Input:
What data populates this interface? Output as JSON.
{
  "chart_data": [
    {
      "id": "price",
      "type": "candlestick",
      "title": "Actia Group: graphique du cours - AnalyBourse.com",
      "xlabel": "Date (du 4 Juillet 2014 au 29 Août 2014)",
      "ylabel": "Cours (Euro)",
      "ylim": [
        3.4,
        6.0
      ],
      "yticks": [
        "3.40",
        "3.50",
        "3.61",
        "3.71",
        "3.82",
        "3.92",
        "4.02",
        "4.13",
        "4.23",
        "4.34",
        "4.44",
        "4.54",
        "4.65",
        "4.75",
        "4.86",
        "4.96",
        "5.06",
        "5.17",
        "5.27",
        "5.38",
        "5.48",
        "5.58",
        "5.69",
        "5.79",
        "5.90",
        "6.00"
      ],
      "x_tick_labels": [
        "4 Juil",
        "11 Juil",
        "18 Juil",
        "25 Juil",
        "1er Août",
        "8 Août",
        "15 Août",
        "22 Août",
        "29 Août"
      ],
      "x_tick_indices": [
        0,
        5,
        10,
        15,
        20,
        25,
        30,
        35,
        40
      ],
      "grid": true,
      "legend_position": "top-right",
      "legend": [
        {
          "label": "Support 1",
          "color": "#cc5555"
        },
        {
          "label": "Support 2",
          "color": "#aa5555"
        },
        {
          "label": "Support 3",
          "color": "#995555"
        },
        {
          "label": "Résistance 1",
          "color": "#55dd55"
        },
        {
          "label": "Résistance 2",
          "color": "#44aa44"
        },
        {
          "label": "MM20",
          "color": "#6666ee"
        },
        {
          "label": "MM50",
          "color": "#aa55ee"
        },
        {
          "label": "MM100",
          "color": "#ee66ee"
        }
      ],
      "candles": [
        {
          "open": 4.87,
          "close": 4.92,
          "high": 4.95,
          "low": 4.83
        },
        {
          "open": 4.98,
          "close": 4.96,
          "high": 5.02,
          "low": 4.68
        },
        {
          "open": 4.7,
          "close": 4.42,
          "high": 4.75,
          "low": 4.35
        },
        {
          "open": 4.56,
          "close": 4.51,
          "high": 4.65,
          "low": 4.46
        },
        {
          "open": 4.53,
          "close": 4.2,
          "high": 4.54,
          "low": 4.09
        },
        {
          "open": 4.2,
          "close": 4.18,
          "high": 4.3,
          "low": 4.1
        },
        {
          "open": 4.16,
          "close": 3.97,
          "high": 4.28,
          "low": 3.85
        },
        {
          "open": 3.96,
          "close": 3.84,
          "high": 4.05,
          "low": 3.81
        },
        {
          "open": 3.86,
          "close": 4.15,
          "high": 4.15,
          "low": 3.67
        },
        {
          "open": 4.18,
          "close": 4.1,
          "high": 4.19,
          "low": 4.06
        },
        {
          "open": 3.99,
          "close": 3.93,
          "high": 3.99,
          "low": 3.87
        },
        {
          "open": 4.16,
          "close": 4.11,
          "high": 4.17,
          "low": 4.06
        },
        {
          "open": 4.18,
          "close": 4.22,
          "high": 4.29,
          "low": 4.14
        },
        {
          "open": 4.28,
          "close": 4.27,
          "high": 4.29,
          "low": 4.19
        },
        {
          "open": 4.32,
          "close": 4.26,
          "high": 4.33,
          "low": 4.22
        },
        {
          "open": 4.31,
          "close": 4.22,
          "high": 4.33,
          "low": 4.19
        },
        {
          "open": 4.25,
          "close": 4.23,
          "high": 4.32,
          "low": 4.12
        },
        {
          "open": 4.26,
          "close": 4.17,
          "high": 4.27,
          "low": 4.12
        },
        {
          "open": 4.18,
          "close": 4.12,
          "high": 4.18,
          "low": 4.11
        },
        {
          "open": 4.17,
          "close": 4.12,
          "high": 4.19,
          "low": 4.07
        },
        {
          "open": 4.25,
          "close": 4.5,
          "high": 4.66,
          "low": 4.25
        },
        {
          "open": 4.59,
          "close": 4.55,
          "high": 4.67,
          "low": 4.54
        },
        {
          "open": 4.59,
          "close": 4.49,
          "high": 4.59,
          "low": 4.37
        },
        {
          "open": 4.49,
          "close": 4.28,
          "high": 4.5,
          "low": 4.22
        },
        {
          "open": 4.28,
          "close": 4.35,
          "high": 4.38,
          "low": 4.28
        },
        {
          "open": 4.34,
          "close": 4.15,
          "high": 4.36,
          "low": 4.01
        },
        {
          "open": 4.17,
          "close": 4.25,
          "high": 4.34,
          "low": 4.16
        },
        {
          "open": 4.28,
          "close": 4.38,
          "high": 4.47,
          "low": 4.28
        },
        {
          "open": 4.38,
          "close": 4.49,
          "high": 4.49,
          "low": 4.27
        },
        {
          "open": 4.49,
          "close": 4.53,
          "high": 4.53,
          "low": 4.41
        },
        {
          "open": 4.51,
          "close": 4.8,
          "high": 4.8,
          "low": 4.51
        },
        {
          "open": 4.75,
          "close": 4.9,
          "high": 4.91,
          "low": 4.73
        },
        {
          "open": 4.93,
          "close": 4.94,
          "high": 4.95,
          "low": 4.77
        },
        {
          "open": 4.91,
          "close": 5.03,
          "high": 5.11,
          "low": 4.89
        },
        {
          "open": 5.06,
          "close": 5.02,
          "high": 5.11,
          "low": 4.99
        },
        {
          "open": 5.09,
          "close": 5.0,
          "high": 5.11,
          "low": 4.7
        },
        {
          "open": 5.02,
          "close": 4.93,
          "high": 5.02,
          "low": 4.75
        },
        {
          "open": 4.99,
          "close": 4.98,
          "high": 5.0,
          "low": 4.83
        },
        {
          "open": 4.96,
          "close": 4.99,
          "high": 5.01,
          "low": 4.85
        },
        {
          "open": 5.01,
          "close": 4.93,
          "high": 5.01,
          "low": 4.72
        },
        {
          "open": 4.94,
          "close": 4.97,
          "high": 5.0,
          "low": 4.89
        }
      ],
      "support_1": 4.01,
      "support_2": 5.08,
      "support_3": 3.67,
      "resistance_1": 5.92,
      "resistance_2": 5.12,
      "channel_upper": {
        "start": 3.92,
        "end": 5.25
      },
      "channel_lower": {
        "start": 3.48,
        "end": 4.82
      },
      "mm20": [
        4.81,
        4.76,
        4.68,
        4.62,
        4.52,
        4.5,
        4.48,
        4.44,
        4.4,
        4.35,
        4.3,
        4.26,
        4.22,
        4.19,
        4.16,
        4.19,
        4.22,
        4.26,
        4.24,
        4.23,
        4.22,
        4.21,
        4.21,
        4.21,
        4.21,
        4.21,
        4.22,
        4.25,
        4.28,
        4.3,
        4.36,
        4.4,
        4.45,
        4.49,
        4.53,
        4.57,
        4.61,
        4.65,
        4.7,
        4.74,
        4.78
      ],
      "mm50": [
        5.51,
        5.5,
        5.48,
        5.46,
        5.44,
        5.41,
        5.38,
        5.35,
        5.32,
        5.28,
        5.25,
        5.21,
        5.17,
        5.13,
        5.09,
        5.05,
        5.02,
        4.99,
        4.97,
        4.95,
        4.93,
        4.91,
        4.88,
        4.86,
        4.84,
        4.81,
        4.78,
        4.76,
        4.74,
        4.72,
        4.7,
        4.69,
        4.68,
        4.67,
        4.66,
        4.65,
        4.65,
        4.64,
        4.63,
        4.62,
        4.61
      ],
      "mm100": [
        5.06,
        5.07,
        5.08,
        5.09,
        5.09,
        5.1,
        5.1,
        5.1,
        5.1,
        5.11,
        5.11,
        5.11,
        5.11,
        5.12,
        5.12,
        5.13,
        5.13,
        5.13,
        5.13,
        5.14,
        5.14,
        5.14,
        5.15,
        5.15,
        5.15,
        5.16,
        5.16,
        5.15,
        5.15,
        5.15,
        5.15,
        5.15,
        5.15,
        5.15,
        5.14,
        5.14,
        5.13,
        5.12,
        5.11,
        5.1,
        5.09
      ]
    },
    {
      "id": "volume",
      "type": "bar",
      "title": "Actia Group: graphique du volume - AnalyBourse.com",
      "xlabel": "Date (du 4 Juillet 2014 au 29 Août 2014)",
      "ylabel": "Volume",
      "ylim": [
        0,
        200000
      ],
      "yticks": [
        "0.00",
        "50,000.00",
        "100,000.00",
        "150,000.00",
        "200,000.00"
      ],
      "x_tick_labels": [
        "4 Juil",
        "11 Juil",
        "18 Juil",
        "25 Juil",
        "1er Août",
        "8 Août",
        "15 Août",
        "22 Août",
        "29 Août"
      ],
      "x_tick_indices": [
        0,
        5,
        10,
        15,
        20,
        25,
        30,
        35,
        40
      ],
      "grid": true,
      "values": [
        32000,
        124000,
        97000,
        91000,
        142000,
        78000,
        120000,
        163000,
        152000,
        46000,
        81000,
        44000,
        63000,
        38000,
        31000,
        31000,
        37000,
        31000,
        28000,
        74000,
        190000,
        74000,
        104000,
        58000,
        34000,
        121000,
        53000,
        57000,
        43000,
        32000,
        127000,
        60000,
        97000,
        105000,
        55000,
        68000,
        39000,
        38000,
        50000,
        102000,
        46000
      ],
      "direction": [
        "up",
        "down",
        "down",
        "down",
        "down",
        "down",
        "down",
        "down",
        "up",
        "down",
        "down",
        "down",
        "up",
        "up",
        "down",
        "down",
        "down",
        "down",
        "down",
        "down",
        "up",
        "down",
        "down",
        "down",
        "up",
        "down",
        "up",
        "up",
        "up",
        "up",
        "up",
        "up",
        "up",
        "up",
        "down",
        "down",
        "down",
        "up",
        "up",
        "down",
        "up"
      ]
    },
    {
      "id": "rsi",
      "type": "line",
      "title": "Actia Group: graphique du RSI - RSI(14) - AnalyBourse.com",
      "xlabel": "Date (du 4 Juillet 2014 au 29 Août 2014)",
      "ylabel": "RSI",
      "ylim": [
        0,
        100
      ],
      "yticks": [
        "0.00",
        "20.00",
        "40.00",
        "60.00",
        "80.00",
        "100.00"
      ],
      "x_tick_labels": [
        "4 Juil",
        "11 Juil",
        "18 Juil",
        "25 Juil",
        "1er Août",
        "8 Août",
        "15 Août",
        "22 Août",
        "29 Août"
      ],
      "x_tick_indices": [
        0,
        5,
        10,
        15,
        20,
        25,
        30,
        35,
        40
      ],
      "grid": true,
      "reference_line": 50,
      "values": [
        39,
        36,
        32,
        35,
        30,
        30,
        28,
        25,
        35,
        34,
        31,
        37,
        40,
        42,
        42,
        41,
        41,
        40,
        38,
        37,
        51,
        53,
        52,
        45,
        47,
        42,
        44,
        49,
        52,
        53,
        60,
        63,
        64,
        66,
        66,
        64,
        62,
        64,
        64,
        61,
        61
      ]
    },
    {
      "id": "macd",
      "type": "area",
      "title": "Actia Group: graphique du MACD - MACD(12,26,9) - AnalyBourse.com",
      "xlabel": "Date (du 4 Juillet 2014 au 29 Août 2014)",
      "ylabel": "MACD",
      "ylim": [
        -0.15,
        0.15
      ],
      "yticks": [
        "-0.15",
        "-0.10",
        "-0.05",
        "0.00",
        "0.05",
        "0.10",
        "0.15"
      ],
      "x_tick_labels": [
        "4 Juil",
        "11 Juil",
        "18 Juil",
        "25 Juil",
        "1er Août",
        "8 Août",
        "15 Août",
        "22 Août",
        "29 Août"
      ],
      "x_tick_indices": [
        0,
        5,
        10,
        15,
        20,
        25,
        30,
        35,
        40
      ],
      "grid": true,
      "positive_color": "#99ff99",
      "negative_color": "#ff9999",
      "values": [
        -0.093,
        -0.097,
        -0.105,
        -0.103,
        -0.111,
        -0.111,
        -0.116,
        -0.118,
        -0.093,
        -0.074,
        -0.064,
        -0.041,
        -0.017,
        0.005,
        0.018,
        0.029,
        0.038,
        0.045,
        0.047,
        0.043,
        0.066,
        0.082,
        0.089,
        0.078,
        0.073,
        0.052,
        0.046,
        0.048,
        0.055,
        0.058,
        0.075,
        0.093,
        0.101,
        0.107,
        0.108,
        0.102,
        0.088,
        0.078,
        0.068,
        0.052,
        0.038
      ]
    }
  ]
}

Prompt: Copy out every line from the data above that has "Group" in it.

Finished exercise:
      "title": "Actia Group: graphique du cours - AnalyBourse.com",
      "title": "Actia Group: graphique du volume - AnalyBourse.com",
      "title": "Actia Group: graphique du RSI - RSI(14) - AnalyBourse.com",
      "title": "Actia Group: graphique du MACD - MACD(12,26,9) - AnalyBourse.com",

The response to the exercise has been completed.